> **Work to be completed**:
Note how many lines in the entries contain the string "text", then give that number and nothing else.

> **Recorded data**:
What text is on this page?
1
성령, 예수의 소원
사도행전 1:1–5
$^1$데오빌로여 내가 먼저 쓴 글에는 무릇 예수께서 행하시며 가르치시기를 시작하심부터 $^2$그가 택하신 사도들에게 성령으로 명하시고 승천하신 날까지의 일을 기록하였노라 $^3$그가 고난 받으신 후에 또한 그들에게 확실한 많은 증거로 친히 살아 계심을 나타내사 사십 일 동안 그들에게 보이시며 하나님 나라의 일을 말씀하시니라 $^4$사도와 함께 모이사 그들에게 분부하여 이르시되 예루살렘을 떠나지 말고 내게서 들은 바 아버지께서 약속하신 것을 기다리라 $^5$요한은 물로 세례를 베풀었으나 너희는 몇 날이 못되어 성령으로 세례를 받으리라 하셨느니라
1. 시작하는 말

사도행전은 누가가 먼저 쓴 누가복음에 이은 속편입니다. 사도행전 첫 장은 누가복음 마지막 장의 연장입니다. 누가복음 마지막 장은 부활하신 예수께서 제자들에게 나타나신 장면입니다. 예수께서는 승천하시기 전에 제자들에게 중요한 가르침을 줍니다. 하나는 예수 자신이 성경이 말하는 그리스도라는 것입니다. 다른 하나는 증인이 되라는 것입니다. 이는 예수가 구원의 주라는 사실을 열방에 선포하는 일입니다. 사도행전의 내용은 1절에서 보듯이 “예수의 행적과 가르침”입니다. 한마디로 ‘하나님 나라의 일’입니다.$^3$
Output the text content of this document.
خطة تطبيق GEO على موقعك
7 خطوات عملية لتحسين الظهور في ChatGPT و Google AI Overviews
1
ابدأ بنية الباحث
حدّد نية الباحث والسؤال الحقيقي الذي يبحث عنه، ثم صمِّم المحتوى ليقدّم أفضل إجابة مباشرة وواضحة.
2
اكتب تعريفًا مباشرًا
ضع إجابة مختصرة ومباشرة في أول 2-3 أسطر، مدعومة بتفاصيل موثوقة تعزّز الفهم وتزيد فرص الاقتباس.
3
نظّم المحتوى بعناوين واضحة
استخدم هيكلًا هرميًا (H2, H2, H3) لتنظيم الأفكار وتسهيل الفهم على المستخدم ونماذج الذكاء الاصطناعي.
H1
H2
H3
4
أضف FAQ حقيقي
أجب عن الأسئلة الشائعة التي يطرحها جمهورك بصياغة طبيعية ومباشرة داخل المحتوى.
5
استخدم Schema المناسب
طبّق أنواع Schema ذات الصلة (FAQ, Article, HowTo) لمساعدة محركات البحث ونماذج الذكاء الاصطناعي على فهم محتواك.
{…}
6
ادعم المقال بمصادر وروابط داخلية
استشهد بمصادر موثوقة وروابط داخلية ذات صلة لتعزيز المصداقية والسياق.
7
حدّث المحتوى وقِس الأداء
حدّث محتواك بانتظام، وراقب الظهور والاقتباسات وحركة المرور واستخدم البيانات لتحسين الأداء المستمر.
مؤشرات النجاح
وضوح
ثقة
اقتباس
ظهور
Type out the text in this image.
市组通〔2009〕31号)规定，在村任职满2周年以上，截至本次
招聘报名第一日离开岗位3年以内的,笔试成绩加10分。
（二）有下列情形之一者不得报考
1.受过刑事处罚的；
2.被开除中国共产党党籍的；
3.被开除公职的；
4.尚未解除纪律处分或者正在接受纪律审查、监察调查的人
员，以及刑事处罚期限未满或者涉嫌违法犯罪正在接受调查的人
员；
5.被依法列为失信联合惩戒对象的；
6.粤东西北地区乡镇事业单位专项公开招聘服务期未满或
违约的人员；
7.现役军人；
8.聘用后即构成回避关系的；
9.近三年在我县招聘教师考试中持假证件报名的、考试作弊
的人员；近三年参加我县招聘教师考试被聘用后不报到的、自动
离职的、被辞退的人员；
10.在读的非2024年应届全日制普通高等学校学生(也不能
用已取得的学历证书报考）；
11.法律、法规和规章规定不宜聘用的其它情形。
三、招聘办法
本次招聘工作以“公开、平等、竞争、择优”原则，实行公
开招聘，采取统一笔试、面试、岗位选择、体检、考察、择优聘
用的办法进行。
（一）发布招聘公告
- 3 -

> **Result of this exercise**:
3